Task statement |
Identify and pull out each line of the entries in which "électronique" occurs.

Input |
* start *

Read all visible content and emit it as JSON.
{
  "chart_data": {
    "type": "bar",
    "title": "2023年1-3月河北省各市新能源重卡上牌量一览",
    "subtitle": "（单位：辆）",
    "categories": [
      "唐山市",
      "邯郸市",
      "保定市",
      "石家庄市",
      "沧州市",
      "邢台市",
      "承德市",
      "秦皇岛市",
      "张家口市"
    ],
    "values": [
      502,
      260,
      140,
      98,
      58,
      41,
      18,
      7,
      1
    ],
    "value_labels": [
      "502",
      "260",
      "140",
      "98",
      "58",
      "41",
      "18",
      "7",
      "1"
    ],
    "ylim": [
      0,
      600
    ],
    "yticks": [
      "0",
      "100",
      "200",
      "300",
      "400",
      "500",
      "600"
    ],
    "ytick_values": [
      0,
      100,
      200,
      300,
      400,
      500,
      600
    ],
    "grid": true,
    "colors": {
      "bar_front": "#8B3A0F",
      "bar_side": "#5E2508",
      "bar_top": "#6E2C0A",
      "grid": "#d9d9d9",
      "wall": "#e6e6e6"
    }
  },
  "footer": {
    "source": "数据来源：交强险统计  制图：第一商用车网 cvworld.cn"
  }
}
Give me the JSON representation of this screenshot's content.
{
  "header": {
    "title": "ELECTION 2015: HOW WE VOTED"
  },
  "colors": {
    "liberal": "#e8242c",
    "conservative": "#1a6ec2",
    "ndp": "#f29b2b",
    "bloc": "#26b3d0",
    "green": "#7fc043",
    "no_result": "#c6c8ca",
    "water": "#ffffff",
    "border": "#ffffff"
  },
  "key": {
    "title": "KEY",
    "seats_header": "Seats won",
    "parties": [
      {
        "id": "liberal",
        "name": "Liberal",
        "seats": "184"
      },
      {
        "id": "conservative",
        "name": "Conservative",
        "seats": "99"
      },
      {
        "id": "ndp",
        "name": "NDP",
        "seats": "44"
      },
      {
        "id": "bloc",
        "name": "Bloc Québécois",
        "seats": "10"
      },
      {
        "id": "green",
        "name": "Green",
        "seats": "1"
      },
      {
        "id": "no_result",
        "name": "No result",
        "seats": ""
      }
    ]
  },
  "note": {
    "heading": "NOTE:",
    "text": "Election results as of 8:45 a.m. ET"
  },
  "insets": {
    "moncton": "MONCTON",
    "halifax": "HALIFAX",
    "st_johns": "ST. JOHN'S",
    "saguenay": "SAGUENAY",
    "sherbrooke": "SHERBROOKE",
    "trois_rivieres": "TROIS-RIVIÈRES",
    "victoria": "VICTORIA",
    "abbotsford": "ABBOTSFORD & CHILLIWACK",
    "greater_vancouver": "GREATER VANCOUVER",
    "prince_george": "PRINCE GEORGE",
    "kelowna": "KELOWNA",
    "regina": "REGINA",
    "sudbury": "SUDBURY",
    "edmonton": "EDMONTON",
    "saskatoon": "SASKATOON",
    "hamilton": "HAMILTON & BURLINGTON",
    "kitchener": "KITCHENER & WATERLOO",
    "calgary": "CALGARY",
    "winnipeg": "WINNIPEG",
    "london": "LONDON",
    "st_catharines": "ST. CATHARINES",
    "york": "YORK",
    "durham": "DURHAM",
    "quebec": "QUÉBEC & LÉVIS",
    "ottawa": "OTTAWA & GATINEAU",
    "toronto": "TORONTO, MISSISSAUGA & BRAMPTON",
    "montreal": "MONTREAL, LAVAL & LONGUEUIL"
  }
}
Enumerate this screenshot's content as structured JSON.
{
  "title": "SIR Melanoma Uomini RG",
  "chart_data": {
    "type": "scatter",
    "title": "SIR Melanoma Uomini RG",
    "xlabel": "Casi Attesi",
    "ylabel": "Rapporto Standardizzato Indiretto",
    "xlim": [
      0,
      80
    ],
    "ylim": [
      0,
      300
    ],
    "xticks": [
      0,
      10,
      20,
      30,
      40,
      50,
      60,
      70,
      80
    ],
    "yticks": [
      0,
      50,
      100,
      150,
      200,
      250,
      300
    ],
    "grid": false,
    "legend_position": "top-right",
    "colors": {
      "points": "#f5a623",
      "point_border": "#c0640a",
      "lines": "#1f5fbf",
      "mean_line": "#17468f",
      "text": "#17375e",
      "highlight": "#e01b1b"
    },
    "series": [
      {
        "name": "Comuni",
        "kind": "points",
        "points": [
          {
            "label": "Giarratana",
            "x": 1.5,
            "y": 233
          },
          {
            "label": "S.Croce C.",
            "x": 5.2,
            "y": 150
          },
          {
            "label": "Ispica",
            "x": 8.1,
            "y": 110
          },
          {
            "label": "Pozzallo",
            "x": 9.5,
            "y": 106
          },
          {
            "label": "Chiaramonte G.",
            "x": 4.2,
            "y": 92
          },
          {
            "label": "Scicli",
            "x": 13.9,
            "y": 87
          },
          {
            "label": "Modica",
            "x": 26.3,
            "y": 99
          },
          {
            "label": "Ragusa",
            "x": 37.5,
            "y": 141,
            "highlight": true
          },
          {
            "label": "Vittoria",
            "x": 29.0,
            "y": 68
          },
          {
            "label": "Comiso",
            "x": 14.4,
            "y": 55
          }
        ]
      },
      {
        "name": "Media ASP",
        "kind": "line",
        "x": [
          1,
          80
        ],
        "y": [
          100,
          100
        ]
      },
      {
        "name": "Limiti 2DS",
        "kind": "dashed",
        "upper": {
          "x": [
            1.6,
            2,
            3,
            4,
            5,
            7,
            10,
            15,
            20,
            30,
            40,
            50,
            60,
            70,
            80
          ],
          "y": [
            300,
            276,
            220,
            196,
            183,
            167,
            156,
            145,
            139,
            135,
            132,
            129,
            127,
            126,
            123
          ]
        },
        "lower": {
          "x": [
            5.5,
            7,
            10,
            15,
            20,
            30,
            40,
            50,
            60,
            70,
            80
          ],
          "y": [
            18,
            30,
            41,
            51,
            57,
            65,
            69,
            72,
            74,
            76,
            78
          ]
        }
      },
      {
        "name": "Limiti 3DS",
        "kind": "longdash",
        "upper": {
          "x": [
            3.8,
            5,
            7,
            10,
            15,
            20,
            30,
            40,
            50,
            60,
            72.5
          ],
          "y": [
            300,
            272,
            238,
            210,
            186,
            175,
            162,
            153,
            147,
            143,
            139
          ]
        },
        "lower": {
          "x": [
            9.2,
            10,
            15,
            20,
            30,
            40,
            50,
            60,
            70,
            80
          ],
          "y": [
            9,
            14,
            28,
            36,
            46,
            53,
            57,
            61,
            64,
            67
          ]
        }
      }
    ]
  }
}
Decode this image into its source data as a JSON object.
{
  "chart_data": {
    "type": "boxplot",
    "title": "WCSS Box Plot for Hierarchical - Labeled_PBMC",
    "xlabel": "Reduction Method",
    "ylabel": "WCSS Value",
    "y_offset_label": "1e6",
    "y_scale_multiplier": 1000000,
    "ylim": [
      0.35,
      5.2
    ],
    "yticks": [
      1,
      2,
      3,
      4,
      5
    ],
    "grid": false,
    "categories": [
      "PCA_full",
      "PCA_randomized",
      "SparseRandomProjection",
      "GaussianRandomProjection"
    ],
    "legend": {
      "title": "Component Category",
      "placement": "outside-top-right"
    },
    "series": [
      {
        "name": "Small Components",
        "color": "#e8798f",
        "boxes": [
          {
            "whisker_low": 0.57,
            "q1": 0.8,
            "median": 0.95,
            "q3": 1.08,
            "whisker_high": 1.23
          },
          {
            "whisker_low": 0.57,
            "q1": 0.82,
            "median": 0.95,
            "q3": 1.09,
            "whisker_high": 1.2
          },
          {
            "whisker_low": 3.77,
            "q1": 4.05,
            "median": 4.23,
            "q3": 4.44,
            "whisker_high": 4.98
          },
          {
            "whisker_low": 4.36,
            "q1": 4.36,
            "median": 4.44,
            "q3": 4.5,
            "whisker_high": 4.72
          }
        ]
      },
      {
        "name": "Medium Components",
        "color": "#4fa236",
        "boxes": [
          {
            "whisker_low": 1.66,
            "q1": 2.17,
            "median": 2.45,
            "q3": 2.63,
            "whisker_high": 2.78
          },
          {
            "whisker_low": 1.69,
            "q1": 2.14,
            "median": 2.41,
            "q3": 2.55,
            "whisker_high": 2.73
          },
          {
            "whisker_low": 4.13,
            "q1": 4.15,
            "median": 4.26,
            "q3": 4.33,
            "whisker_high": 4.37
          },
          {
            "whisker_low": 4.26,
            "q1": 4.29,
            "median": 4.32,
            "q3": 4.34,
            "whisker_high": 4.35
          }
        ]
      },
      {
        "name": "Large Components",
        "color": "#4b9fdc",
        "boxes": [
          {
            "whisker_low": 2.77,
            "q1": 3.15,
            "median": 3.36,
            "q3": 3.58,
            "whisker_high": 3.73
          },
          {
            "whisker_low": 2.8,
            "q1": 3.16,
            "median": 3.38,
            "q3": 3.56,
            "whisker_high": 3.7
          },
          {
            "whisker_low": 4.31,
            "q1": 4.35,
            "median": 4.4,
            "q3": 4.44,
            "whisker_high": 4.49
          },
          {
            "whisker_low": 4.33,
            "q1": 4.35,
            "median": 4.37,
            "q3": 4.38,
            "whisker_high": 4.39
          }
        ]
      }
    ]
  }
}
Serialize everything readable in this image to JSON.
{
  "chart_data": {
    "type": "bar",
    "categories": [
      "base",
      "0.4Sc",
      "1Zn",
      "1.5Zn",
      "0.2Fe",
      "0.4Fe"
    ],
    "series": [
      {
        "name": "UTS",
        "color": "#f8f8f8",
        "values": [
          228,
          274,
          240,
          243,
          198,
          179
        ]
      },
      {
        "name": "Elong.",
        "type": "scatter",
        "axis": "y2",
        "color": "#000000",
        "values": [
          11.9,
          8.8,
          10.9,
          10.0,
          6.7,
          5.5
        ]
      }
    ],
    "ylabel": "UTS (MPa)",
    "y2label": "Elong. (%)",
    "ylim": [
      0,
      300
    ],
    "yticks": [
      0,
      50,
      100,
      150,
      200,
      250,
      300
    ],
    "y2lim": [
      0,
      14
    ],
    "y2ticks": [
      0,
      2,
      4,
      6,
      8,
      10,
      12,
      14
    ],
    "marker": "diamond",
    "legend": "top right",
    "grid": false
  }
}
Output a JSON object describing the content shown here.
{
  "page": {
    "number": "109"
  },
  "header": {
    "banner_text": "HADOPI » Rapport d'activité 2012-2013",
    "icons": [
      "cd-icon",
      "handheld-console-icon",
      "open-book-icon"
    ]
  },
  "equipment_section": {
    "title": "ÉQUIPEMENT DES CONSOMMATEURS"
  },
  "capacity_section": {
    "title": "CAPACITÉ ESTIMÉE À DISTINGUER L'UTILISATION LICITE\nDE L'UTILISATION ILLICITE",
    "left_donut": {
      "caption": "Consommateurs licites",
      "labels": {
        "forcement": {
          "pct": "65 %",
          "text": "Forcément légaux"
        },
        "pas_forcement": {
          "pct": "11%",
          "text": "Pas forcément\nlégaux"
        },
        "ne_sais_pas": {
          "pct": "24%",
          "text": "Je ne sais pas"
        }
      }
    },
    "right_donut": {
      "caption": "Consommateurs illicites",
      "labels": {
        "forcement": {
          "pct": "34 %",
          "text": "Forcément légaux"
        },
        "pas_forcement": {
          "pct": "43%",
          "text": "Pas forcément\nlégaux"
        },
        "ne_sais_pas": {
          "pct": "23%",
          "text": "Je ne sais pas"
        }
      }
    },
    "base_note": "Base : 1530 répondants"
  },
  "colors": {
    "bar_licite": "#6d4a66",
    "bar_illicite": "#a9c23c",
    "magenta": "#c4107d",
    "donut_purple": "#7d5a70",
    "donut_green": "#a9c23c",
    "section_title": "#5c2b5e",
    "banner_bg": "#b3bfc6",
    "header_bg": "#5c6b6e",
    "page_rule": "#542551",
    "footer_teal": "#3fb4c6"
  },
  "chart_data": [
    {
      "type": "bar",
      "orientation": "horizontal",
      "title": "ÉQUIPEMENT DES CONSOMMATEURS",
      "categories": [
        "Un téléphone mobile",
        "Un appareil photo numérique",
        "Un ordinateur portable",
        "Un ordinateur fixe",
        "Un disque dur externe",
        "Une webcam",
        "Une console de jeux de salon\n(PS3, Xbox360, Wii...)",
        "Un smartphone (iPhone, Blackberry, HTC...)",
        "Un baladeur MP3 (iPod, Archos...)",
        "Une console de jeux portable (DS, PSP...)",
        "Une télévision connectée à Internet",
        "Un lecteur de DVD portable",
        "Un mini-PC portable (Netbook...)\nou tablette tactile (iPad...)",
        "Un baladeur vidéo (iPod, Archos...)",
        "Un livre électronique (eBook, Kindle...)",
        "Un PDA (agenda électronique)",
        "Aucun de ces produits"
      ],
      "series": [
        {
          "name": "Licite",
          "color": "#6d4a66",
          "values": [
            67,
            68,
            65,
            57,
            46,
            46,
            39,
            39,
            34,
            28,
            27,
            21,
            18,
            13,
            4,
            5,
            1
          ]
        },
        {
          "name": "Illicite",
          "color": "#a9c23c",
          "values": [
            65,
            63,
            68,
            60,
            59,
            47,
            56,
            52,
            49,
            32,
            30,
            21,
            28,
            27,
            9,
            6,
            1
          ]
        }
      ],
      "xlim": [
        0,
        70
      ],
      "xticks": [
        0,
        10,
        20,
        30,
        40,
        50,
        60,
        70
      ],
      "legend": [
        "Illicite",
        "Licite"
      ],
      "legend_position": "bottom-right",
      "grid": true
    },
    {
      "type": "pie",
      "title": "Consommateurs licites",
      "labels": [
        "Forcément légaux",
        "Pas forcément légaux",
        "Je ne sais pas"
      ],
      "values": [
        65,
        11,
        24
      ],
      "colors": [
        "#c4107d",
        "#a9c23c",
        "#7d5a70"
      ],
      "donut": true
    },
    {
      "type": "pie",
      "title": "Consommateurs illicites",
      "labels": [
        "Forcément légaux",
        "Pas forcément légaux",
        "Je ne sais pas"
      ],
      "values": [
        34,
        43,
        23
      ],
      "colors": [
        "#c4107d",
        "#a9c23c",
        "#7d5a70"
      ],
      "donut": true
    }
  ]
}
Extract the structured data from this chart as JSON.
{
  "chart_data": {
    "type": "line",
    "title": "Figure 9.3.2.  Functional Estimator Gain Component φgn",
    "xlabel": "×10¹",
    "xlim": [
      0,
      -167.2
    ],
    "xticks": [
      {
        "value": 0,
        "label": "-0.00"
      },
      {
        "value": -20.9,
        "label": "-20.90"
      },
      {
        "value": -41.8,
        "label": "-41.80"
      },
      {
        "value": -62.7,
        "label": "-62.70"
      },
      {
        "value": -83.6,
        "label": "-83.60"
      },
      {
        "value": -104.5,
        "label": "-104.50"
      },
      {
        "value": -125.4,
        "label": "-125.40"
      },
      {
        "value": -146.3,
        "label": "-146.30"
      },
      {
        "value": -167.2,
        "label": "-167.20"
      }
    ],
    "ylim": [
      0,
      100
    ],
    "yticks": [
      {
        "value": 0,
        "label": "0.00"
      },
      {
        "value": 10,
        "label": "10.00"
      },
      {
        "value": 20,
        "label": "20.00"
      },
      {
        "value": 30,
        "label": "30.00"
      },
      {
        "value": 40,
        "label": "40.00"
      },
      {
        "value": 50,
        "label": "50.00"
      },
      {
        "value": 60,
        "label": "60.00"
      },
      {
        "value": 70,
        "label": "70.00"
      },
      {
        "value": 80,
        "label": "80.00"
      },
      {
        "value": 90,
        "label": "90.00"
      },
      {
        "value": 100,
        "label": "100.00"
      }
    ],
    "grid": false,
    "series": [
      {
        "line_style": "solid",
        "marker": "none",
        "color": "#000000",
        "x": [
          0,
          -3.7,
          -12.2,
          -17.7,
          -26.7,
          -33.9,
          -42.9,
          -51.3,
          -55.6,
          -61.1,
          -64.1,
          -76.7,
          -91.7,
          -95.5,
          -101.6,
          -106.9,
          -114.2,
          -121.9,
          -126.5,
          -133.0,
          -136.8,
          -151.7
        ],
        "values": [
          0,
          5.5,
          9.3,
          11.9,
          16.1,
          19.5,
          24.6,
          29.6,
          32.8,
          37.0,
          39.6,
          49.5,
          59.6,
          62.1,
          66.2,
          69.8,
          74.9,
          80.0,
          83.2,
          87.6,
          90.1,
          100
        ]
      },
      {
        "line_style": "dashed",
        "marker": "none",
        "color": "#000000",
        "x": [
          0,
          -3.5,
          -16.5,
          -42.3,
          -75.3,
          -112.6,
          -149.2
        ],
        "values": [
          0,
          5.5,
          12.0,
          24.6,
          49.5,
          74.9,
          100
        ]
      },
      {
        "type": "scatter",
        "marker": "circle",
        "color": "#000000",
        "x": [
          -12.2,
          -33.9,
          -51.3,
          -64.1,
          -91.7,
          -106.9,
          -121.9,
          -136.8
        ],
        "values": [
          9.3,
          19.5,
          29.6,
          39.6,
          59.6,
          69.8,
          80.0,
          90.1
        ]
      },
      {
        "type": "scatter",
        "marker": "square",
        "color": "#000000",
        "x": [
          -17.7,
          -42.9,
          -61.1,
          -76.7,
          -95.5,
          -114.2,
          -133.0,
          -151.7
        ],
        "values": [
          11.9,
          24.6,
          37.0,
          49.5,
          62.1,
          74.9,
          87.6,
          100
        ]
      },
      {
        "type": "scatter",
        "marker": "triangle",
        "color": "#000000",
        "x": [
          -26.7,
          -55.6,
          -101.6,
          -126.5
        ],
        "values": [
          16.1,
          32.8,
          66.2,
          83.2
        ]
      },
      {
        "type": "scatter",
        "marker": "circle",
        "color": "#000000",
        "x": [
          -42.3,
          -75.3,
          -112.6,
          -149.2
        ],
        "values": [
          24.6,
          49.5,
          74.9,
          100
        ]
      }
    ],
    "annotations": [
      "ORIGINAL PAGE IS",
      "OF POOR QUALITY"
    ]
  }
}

* end *

Expected answer |
        "Un livre électronique (eBook, Kindle...)",
        "Un PDA (agenda électronique)",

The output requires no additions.